» AIM:
Where a line in the listing below contains the word "Funeraria", copy that line.

» EXTRACTED INFORMATION:
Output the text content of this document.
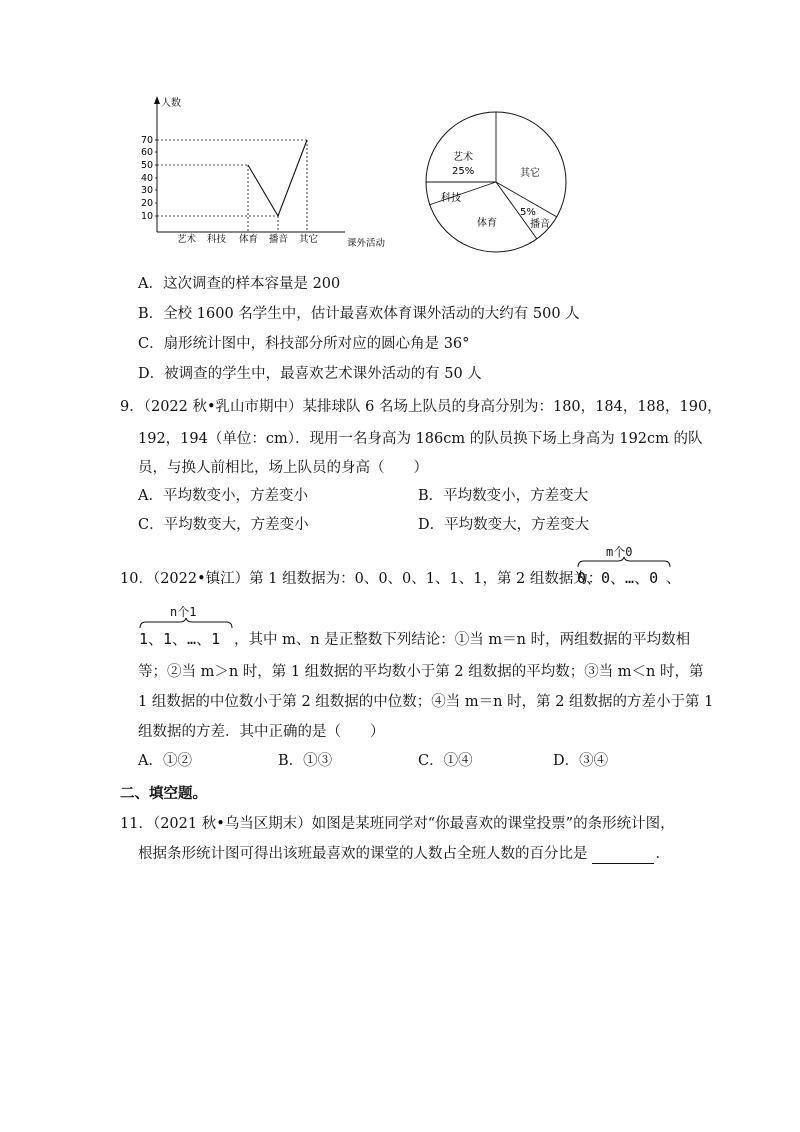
人数
课外活动
70
60
50
40
30
20
10
艺术 科技 体育 播音 其它
艺术
25%	其它
科技
体育
5%
播音
A．这次调查的样本容量是 200
B．全校 1600 名学生中，估计最喜欢体育课外活动的大约有 500 人
C．扇形统计图中，科技部分所对应的圆心角是 36°
D．被调查的学生中，最喜欢艺术课外活动的有 50 人
9．（2022 秋•乳山市期中）某排球队 6 名场上队员的身高分别为：180，184，188，190，
192，194（单位：cm）．现用一名身高为 186cm 的队员换下场上身高为 192cm 的队
员，与换人前相比，场上队员的身高（　　）
A．平均数变小，方差变小	B．平均数变小，方差变大
C．平均数变大，方差变小	D．平均数变大，方差变大
10．（2022•镇江）第 1 组数据为：0、0、0、1、1、1，第 2 组数据为：
m个0
0、0、…、0 、
n个1
1、1、…、1 ，其中 m、n 是正整数下列结论：①当 m＝n 时，两组数据的平均数相
等；②当 m＞n 时，第 1 组数据的平均数小于第 2 组数据的平均数；③当 m＜n 时，第
1 组数据的中位数小于第 2 组数据的中位数；④当 m＝n 时，第 2 组数据的方差小于第 1
组数据的方差．其中正确的是（　　）
A．①②	B．①③	C．①④	D．③④
二、填空题。
11．（2021 秋•乌当区期末）如图是某班同学对“你最喜欢的课堂投票”的条形统计图，
根据条形统计图可得出该班最喜欢的课堂的人数占全班人数的百分比是	．
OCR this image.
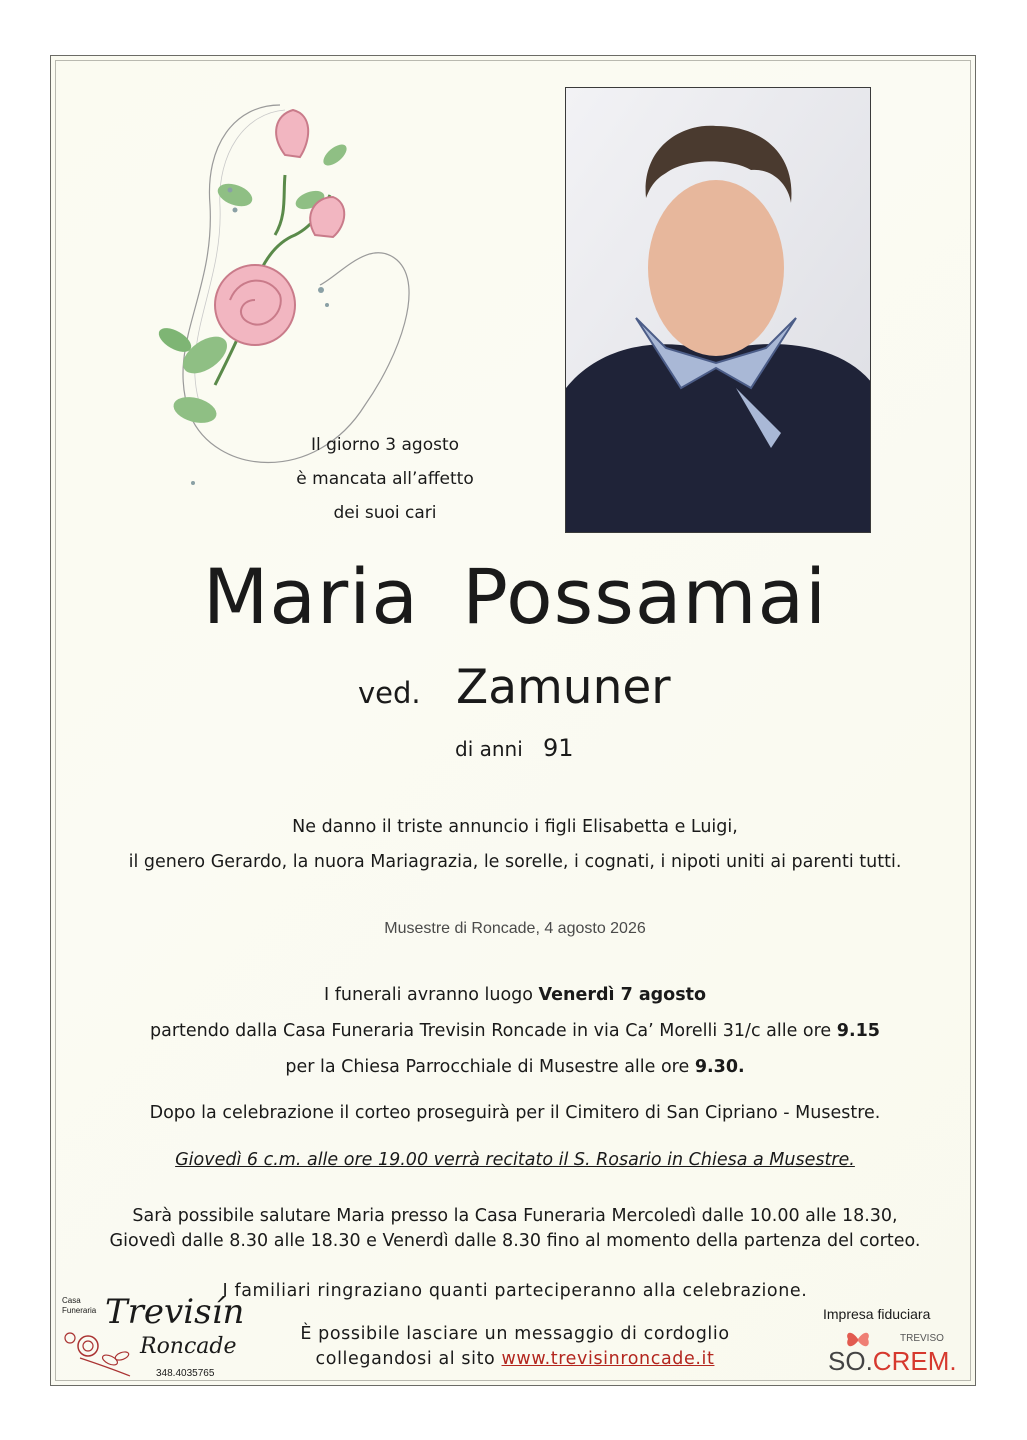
Il giorno 3 agosto
è mancata all’affetto
dei suoi cari
Maria Possamai
ved. Zamuner
di anni 91
Ne danno il triste annuncio i figli Elisabetta e Luigi,
il genero Gerardo, la nuora Mariagrazia, le sorelle, i cognati, i nipoti uniti ai parenti tutti.
Musestre di Roncade, 4 agosto 2026
I funerali avranno luogo Venerdì 7 agosto
partendo dalla Casa Funeraria Trevisin Roncade in via Ca’ Morelli 31/c alle ore 9.15
per la Chiesa Parrocchiale di Musestre alle ore 9.30.
Dopo la celebrazione il corteo proseguirà per il Cimitero di San Cipriano - Musestre.
Giovedì 6 c.m. alle ore 19.00 verrà recitato il S. Rosario in Chiesa a Musestre.
Sarà possibile salutare Maria presso la Casa Funeraria Mercoledì dalle 10.00 alle 18.30,
Giovedì dalle 8.30 alle 18.30 e Venerdì dalle 8.30 fino al momento della partenza del corteo.
I familiari ringraziano quanti parteciperanno alla celebrazione.
È possibile lasciare un messaggio di cordoglio
collegandosi al sito www.trevisinroncade.it
Casa
Funeraria Trevisín
Roncade
348.4035765
Impresa fiduciara
TREVISO
SO.CREM.
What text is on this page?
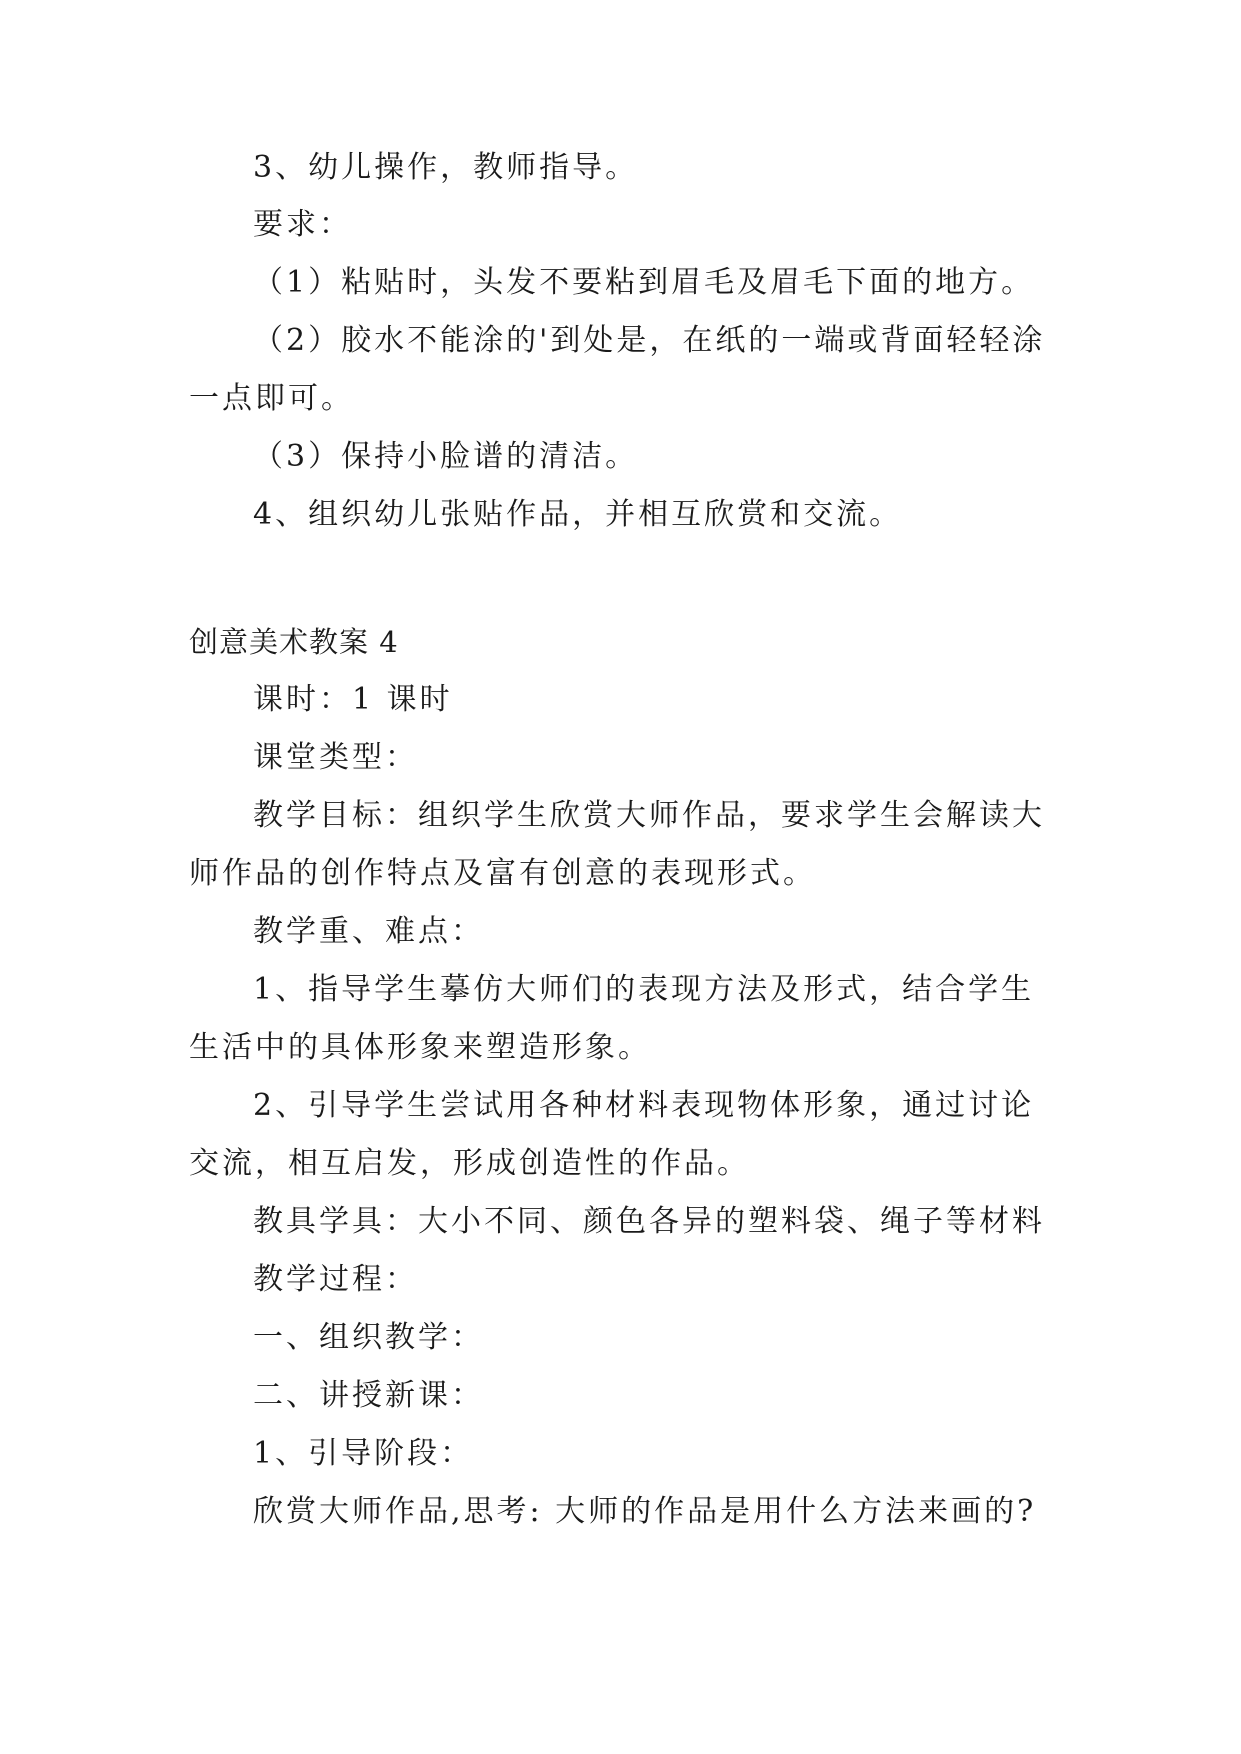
3、幼儿操作，教师指导。

要求：

（1）粘贴时，头发不要粘到眉毛及眉毛下面的地方。

（2）胶水不能涂的'到处是，在纸的一端或背面轻轻涂

一点即可。

（3）保持小脸谱的清洁。

4、组织幼儿张贴作品，并相互欣赏和交流。

创意美术教案 4

课时：1 课时

课堂类型：

教学目标：组织学生欣赏大师作品，要求学生会解读大

师作品的创作特点及富有创意的表现形式。

教学重、难点：

1、指导学生摹仿大师们的表现方法及形式，结合学生

生活中的具体形象来塑造形象。

2、引导学生尝试用各种材料表现物体形象，通过讨论

交流，相互启发，形成创造性的作品。

教具学具：大小不同、颜色各异的塑料袋、绳子等材料

教学过程：

一、组织教学：

二、讲授新课：

1、引导阶段：

欣赏大师作品,思考: 大师的作品是用什么方法来画的?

» OUTPUT OF THE TASK:
partendo dalla Casa Funeraria Trevisin Roncade in via Ca’ Morelli 31/c alle ore 9.15
Sarà possibile salutare Maria presso la Casa Funeraria Mercoledì dalle 10.00 alle 18.30,
Funeraria Trevisín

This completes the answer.